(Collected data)
-------
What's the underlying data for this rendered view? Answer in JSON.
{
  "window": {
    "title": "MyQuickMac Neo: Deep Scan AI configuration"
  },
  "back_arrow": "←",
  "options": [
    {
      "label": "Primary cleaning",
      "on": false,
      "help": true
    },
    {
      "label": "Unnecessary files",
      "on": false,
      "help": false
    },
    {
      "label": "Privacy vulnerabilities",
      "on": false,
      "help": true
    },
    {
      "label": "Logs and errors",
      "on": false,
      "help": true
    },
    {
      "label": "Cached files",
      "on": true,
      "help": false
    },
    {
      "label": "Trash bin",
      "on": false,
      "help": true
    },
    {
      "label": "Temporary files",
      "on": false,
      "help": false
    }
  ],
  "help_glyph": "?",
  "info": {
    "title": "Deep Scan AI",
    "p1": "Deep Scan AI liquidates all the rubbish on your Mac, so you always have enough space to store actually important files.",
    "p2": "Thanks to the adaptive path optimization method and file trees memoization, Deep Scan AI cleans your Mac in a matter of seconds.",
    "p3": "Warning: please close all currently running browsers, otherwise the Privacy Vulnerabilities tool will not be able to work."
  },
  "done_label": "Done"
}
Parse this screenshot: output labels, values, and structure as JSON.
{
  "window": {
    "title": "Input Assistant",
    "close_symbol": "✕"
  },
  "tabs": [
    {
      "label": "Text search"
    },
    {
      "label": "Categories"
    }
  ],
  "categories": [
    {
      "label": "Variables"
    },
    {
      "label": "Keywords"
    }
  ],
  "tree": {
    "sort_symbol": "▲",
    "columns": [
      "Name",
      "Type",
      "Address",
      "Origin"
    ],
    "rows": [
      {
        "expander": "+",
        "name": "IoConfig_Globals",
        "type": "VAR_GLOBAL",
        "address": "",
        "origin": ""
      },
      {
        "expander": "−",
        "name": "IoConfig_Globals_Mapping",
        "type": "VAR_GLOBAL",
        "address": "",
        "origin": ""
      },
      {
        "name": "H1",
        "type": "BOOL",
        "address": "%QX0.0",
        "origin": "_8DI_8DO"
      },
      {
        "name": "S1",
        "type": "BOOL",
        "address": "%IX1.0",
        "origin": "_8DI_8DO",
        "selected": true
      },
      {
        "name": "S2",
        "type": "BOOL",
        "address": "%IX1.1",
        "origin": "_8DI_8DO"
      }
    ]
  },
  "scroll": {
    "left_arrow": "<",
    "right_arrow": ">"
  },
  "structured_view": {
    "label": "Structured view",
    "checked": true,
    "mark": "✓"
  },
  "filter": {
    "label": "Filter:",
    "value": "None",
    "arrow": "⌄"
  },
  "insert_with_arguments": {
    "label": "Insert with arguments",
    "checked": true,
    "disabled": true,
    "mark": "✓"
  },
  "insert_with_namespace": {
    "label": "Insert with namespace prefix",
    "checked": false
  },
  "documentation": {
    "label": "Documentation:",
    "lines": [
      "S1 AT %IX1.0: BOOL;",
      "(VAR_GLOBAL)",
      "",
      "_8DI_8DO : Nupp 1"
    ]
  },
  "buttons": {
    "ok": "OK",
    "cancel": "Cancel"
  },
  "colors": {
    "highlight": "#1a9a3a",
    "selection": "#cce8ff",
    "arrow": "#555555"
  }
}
-------
- **DIRECTIONS**
Each line of the material above must be retyped precisely.

- **EXERCISE ANSWER**
What's the underlying data for this rendered view? Answer in JSON.
{
  "window": {
    "title": "MyQuickMac Neo: Deep Scan AI configuration"
  },
  "back_arrow": "←",
  "options": [
    {
      "label": "Primary cleaning",
      "on": false,
      "help": true
    },
    {
      "label": "Unnecessary files",
      "on": false,
      "help": false
    },
    {
      "label": "Privacy vulnerabilities",
      "on": false,
      "help": true
    },
    {
      "label": "Logs and errors",
      "on": false,
      "help": true
    },
    {
      "label": "Cached files",
      "on": true,
      "help": false
    },
    {
      "label": "Trash bin",
      "on": false,
      "help": true
    },
    {
      "label": "Temporary files",
      "on": false,
      "help": false
    }
  ],
  "help_glyph": "?",
  "info": {
    "title": "Deep Scan AI",
    "p1": "Deep Scan AI liquidates all the rubbish on your Mac, so you always have enough space to store actually important files.",
    "p2": "Thanks to the adaptive path optimization method and file trees memoization, Deep Scan AI cleans your Mac in a matter of seconds.",
    "p3": "Warning: please close all currently running browsers, otherwise the Privacy Vulnerabilities tool will not be able to work."
  },
  "done_label": "Done"
}
Parse this screenshot: output labels, values, and structure as JSON.
{
  "window": {
    "title": "Input Assistant",
    "close_symbol": "✕"
  },
  "tabs": [
    {
      "label": "Text search"
    },
    {
      "label": "Categories"
    }
  ],
  "categories": [
    {
      "label": "Variables"
    },
    {
      "label": "Keywords"
    }
  ],
  "tree": {
    "sort_symbol": "▲",
    "columns": [
      "Name",
      "Type",
      "Address",
      "Origin"
    ],
    "rows": [
      {
        "expander": "+",
        "name": "IoConfig_Globals",
        "type": "VAR_GLOBAL",
        "address": "",
        "origin": ""
      },
      {
        "expander": "−",
        "name": "IoConfig_Globals_Mapping",
        "type": "VAR_GLOBAL",
        "address": "",
        "origin": ""
      },
      {
        "name": "H1",
        "type": "BOOL",
        "address": "%QX0.0",
        "origin": "_8DI_8DO"
      },
      {
        "name": "S1",
        "type": "BOOL",
        "address": "%IX1.0",
        "origin": "_8DI_8DO",
        "selected": true
      },
      {
        "name": "S2",
        "type": "BOOL",
        "address": "%IX1.1",
        "origin": "_8DI_8DO"
      }
    ]
  },
  "scroll": {
    "left_arrow": "<",
    "right_arrow": ">"
  },
  "structured_view": {
    "label": "Structured view",
    "checked": true,
    "mark": "✓"
  },
  "filter": {
    "label": "Filter:",
    "value": "None",
    "arrow": "⌄"
  },
  "insert_with_arguments": {
    "label": "Insert with arguments",
    "checked": true,
    "disabled": true,
    "mark": "✓"
  },
  "insert_with_namespace": {
    "label": "Insert with namespace prefix",
    "checked": false
  },
  "documentation": {
    "label": "Documentation:",
    "lines": [
      "S1 AT %IX1.0: BOOL;",
      "(VAR_GLOBAL)",
      "",
      "_8DI_8DO : Nupp 1"
    ]
  },
  "buttons": {
    "ok": "OK",
    "cancel": "Cancel"
  },
  "colors": {
    "highlight": "#1a9a3a",
    "selection": "#cce8ff",
    "arrow": "#555555"
  }
}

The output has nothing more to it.